**Given exercise:**
Copy the listing word for word, starting at its first line and ending with the line that contains "svg-text:R5: R5 xyxy=(424,164,432,170)", including that line.

**Records excerpted from a collection:**

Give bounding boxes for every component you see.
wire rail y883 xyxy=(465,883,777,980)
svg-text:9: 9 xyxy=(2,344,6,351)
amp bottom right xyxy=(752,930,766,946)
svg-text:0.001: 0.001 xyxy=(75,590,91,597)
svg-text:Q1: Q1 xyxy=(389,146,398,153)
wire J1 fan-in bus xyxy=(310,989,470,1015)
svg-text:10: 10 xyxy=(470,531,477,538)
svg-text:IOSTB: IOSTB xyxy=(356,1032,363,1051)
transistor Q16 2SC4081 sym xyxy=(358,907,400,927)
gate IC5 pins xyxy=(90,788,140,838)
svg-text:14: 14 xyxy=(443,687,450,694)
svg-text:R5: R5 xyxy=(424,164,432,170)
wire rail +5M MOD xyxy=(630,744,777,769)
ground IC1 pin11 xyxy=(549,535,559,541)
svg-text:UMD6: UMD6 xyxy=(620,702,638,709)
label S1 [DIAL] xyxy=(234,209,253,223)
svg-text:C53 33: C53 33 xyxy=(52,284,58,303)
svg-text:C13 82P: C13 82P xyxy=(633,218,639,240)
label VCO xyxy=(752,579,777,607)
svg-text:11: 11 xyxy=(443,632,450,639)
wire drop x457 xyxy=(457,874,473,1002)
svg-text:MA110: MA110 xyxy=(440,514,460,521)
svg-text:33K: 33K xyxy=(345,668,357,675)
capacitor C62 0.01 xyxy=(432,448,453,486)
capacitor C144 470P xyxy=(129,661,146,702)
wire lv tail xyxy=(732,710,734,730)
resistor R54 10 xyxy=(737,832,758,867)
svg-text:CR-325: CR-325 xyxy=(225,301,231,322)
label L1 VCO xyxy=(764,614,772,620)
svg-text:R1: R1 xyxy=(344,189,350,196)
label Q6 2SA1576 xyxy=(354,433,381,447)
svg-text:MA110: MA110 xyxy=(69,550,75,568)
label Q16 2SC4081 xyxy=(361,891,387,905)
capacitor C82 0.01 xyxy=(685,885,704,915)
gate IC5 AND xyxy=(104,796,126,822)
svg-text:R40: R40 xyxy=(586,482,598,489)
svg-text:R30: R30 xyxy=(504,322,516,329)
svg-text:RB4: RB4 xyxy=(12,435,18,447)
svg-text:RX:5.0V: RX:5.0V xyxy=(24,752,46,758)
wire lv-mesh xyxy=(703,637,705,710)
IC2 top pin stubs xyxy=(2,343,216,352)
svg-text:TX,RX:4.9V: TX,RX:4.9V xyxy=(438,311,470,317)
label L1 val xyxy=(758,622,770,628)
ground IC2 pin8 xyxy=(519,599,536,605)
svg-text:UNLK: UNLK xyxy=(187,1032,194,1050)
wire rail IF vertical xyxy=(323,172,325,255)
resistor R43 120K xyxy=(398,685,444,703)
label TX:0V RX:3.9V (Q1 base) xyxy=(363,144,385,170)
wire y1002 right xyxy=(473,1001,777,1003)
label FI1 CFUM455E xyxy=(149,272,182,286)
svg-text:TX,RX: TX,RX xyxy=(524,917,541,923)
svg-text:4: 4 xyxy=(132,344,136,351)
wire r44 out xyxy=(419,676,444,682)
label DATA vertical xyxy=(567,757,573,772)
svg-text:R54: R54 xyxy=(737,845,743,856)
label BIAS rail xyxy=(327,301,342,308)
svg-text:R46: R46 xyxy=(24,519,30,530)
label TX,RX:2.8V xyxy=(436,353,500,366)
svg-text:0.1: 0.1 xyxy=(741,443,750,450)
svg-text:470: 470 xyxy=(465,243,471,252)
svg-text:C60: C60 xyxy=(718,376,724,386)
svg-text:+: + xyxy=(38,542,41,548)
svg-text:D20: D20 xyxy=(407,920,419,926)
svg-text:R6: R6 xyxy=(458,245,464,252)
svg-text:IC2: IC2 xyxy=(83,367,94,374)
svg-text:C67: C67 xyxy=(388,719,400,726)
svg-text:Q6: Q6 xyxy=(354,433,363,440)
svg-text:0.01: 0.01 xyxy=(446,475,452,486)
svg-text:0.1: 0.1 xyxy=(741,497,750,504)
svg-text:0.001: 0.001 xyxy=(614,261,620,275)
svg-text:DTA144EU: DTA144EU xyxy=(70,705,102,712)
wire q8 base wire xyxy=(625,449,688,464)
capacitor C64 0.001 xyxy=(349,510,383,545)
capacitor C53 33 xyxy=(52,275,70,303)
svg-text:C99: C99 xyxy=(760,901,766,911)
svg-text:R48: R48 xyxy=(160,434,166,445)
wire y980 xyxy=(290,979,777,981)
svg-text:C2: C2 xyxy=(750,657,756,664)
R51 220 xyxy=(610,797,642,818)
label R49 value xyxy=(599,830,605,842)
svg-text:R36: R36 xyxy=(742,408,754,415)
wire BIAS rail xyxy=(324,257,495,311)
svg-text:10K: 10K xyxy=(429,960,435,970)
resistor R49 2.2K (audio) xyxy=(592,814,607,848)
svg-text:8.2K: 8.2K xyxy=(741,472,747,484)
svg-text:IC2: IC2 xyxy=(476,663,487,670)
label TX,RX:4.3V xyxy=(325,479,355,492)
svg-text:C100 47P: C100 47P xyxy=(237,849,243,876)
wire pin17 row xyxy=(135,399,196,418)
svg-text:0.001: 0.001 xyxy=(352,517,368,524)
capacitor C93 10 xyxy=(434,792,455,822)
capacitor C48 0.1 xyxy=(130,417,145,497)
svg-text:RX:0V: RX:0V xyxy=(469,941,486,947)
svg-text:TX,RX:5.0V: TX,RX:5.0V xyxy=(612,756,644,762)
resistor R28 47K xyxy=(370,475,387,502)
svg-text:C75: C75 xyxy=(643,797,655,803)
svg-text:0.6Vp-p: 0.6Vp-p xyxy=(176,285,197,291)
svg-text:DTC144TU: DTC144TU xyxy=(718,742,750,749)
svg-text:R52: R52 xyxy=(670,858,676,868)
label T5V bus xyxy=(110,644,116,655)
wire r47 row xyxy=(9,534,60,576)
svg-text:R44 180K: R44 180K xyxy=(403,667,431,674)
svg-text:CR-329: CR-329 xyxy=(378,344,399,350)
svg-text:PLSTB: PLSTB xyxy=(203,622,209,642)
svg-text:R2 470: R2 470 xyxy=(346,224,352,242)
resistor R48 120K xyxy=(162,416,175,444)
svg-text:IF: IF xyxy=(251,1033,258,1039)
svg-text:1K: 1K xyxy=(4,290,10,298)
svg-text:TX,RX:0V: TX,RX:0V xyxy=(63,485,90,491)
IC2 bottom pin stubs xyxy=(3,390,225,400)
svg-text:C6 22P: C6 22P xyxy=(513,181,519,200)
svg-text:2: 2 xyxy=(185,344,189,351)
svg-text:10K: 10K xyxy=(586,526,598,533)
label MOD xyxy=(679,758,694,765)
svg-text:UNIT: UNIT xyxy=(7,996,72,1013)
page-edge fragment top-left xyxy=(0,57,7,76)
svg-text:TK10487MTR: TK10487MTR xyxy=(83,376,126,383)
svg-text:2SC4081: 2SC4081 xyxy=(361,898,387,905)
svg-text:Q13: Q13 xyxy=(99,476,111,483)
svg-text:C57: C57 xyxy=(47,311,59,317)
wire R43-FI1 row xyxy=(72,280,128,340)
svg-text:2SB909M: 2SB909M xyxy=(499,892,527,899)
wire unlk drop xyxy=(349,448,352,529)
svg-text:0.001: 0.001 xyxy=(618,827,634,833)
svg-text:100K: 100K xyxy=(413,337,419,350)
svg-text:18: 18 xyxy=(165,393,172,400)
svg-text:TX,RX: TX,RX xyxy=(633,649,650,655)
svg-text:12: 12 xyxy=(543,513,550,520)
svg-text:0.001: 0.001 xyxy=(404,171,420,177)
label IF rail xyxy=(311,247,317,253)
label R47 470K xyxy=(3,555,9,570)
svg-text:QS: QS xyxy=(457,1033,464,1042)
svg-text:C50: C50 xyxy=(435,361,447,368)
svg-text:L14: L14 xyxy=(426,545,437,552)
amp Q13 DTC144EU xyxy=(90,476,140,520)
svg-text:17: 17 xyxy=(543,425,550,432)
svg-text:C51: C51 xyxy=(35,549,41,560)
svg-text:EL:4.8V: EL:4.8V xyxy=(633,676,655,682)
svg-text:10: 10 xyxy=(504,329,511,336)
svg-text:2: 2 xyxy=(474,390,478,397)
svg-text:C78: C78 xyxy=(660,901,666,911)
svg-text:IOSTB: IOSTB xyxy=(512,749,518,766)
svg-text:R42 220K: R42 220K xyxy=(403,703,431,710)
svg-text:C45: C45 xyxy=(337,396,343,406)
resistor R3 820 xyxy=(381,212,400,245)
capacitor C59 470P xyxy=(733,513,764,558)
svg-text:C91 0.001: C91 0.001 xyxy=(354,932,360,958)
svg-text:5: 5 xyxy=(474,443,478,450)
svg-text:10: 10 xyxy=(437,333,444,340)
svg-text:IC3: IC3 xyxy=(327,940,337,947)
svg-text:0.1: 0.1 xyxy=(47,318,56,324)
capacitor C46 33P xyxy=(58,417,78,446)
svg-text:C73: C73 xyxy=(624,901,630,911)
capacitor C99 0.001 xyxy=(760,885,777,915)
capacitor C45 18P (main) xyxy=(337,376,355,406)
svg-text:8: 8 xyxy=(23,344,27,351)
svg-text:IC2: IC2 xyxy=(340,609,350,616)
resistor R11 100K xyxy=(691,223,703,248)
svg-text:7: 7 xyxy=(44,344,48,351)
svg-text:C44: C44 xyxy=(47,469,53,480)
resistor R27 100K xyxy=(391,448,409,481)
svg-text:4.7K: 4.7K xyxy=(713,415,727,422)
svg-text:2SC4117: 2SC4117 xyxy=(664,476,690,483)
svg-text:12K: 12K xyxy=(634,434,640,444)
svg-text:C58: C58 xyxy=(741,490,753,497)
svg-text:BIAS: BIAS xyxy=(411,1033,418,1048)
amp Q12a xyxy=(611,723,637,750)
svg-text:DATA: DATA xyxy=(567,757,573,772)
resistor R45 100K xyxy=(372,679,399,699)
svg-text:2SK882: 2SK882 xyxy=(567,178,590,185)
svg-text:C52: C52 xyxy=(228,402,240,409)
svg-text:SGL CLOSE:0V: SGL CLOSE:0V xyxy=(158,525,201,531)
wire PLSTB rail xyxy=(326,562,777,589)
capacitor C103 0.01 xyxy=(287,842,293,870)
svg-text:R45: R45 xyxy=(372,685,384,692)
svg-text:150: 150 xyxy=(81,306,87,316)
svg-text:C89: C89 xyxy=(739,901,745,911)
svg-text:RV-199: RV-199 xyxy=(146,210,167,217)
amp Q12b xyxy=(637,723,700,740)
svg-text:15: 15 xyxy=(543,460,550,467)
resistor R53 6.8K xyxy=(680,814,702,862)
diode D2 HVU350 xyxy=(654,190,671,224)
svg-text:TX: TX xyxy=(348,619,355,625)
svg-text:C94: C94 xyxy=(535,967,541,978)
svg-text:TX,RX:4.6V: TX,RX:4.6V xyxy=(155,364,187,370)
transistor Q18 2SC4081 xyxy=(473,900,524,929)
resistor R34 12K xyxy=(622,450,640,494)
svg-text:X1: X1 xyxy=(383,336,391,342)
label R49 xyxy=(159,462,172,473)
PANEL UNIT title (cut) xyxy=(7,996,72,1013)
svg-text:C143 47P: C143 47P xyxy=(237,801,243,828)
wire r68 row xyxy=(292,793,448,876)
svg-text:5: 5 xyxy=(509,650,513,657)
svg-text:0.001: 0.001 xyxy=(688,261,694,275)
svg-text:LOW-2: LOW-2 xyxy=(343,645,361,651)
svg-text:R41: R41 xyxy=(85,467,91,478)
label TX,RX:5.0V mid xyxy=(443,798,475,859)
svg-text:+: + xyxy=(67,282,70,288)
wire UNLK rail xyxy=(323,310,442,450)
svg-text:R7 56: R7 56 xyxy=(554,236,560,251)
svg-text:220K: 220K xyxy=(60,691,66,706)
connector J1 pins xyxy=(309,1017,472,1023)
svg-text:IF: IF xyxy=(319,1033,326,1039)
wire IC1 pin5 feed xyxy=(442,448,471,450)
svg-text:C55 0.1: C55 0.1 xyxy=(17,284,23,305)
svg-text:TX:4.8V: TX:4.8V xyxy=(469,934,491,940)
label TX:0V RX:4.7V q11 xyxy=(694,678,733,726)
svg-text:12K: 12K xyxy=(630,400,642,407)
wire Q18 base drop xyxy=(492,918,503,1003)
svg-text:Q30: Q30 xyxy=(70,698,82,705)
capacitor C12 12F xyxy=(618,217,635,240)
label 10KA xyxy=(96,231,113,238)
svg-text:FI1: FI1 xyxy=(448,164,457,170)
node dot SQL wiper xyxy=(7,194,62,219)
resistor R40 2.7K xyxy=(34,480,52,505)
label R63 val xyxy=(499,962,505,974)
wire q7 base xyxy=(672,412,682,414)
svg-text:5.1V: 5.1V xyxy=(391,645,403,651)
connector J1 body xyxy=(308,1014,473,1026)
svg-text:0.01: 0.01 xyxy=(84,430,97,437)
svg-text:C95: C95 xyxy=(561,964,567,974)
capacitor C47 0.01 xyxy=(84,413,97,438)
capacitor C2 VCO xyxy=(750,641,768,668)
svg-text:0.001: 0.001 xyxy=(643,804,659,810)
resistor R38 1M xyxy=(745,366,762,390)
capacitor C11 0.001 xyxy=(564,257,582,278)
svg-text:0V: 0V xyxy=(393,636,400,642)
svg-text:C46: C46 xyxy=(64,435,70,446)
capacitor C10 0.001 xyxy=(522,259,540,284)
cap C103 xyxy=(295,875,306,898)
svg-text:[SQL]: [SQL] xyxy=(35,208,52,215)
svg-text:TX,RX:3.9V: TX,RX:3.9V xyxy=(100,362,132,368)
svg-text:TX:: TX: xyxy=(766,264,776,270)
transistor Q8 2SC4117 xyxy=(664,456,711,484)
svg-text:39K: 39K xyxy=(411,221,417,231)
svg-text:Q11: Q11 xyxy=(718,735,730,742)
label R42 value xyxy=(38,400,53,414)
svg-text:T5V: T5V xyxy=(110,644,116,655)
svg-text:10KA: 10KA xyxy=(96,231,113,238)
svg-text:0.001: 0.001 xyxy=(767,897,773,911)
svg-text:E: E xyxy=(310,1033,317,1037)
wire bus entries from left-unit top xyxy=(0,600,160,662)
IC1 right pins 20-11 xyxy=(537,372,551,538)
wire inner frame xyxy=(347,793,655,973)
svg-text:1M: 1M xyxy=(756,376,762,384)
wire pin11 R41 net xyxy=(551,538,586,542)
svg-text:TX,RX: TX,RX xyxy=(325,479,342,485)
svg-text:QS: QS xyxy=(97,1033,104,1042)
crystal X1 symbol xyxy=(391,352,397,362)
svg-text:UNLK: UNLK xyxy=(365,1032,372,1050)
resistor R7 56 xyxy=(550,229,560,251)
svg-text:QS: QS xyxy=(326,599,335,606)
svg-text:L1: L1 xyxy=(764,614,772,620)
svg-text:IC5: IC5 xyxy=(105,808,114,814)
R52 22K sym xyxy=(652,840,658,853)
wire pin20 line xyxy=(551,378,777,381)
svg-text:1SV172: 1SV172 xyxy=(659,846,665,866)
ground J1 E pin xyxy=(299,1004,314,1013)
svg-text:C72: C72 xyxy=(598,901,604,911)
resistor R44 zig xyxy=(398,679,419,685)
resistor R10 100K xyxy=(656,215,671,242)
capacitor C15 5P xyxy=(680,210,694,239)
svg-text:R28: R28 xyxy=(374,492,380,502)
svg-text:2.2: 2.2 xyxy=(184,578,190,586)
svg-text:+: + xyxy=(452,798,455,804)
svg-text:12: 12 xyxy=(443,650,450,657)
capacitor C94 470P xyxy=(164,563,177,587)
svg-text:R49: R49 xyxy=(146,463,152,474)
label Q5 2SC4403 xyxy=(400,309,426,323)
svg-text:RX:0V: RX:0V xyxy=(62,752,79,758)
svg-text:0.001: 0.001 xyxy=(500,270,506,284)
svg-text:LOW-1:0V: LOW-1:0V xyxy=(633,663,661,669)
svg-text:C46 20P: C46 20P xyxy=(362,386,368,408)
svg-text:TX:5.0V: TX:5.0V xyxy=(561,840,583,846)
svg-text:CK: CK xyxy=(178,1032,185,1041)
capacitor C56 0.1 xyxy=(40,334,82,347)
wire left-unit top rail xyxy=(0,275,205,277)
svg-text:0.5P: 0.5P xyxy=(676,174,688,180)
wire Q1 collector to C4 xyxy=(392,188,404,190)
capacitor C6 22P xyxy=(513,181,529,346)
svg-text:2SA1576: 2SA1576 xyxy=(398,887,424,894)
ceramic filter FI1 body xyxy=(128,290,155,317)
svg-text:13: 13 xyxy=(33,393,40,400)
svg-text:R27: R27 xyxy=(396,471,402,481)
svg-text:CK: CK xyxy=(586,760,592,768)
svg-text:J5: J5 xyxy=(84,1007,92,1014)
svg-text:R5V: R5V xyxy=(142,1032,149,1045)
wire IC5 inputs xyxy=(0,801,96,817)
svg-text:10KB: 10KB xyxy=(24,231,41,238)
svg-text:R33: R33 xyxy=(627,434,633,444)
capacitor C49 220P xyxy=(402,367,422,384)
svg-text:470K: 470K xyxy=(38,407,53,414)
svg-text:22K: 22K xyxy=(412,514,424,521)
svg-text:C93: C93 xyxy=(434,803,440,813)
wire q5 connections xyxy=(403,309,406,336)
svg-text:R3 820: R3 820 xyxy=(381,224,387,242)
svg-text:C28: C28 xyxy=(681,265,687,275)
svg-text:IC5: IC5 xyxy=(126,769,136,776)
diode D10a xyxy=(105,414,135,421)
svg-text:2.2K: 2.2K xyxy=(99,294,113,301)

**Response below:**
Give bounding boxes for every component you see.
wire rail y883 xyxy=(465,883,777,980)
svg-text:9: 9 xyxy=(2,344,6,351)
amp bottom right xyxy=(752,930,766,946)
svg-text:0.001: 0.001 xyxy=(75,590,91,597)
svg-text:Q1: Q1 xyxy=(389,146,398,153)
wire J1 fan-in bus xyxy=(310,989,470,1015)
svg-text:10: 10 xyxy=(470,531,477,538)
svg-text:IOSTB: IOSTB xyxy=(356,1032,363,1051)
transistor Q16 2SC4081 sym xyxy=(358,907,400,927)
gate IC5 pins xyxy=(90,788,140,838)
svg-text:14: 14 xyxy=(443,687,450,694)
svg-text:R5: R5 xyxy=(424,164,432,170)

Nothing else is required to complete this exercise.